Views and copies are important concepts for the optimization of your numerical computations. Even if we’ve already manipulated them in the previous section, the whole story is a bit more complex.

Direct and indirect access

First, we have to distinguish between indexing and fancy indexing. The first will always return a view while the second will return a copy. This difference is important because in the first case, modifying the view modifies the base array while this is not true in the second case:

>>> Z = np.zeros(9)
>>> Z_view = Z[:3]
>>> Z_view[...] = 1
>>> Z
array([1., 1., 1., 0., 0., 0., 0., 0., 0.])
>>> Z = np.zeros(9)
>>> Z_copy = Z[[0, 1, 2]]
>>> Z_copy[...] = 1
>>> Z
array([0., 0., 0., 0., 0., 0., 0., 0., 0.])

Thus, if you need fancy indexing, it’s better to keep a copy of your fancy index (especially if it was complex to compute it) and to work with it:

>>> Z = np.zeros(9)
>>> index = [0, 1, 2]
>>> Z[index] = 1
>>> Z
array([1., 1., 1., 0., 0., 0., 0., 0., 0.])

If you are unsure if the result of your indexing is a view or a copy, you can check what is the base of your result. If it is None, then you result is a copy:

>>> Z = np.random.uniform(0, 1, (5, 5))
>>> Z1 = Z[:3, :]
>>> Z2 = Z[[0, 1, 2], :]
>>> np.allclose(Z1, Z2)
True
>>> Z1.base is Z
True
>>> Z2.base is Z
False
>>> Z2.base is None
True

Note that some NumPy functions return a view when possible (e.g. ravel) while some others always return a copy (e.g. flatten):

>>> Z = np.zeros((5, 5))

EXTRACTED MATERIAL:
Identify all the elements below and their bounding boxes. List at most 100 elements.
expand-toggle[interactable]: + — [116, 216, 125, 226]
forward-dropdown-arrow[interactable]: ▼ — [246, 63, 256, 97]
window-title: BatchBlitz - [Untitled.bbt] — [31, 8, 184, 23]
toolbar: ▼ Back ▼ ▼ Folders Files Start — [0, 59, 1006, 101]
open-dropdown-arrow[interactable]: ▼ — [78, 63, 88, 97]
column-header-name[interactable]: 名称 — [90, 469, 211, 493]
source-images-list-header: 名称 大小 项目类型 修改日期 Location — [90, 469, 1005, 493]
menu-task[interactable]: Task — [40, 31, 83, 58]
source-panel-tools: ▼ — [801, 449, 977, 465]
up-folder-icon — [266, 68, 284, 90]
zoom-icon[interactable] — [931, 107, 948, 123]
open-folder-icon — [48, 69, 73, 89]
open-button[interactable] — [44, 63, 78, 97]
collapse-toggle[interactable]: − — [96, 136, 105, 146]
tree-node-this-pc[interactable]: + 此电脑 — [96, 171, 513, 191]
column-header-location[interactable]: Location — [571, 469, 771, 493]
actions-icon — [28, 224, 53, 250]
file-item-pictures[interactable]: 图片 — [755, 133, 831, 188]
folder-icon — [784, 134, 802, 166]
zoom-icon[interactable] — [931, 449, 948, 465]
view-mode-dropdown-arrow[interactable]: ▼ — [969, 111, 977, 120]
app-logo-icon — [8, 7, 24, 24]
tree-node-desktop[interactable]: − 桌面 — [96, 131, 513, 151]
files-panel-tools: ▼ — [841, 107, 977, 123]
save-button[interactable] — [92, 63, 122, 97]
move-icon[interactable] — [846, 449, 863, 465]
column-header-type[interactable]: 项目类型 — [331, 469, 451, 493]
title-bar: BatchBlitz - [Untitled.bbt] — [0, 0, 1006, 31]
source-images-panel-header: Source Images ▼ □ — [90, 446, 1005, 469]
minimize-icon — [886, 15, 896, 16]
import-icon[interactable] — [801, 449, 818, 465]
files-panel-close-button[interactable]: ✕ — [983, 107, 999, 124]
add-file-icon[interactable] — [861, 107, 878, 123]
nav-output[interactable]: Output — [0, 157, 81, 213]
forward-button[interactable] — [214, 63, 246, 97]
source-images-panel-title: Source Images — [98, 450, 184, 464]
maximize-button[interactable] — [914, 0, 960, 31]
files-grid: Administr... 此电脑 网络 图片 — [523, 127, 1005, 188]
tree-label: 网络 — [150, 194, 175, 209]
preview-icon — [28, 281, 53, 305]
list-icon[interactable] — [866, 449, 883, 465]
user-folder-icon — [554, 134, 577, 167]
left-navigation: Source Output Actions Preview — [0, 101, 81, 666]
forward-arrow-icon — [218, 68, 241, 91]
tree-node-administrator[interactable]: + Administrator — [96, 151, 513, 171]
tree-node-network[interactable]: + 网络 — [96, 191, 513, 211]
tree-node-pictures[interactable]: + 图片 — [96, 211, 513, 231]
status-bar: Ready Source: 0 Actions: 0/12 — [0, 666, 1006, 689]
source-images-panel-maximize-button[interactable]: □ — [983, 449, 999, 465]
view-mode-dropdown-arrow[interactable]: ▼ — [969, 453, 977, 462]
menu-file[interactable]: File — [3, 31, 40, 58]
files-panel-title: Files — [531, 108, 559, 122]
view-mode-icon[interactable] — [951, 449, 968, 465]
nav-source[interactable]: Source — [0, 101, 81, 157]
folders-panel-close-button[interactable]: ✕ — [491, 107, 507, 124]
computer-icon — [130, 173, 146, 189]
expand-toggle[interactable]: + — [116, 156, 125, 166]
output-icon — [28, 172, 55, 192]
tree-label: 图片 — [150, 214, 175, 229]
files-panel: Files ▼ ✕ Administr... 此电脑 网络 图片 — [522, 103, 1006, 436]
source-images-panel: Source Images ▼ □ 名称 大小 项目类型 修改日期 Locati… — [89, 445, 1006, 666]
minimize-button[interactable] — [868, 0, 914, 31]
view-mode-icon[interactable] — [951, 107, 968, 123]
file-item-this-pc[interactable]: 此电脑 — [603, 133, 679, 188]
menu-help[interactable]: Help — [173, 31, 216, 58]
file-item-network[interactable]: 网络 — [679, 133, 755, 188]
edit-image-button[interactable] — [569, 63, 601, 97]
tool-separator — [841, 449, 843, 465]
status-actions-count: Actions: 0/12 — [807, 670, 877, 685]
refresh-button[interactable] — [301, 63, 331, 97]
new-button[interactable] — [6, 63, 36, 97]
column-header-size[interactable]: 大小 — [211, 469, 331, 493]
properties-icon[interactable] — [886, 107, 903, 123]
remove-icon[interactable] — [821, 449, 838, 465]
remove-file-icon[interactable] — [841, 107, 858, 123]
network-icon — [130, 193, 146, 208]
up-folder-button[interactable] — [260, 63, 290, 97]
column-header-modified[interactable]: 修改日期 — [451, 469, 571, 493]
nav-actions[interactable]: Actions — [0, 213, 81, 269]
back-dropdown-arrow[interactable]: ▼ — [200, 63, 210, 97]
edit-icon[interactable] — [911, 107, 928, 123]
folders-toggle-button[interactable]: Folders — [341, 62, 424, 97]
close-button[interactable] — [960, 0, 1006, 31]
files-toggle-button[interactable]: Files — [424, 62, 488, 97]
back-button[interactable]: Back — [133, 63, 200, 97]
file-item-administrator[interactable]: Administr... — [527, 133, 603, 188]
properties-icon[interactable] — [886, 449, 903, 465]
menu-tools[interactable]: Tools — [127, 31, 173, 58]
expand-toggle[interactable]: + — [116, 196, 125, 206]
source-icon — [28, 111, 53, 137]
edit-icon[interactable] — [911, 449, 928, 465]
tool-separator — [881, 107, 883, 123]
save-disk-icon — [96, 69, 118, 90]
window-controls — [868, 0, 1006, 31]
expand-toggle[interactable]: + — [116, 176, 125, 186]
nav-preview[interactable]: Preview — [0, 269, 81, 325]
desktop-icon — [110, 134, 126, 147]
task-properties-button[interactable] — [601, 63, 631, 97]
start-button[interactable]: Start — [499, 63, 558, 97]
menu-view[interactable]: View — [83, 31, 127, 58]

TASKS AND EXERCISES:
(a) Name every distinct variable that receives a value through assignment in the code of the excerpt on NumPy views and copies, listing each name once.
(b) Echo the excerpt on NumPy views and copies from "Direct and indirect" up to and including "0., 0., 0., 0., 0., 0., 0.])".
The listing plays no part in this exercise.

COMPLETED EXERCISE:
(a) Z, Z_view, Z_copy, index, Z1, Z2

(b)
Direct and indirect access

First, we have to distinguish between indexing and fancy indexing. The first will always return a view while the second will return a copy. This difference is important because in the first case, modifying the view modifies the base array while this is not true in the second case:

>>> Z = np.zeros(9)
>>> Z_view = Z[:3]
>>> Z_view[...] = 1
>>> Z
array([1., 1., 1., 0., 0., 0., 0., 0., 0.])
>>> Z = np.zeros(9)
>>> Z_copy = Z[[0, 1, 2]]
>>> Z_copy[...] = 1
>>> Z
array([0., 0., 0., 0., 0., 0., 0., 0., 0.])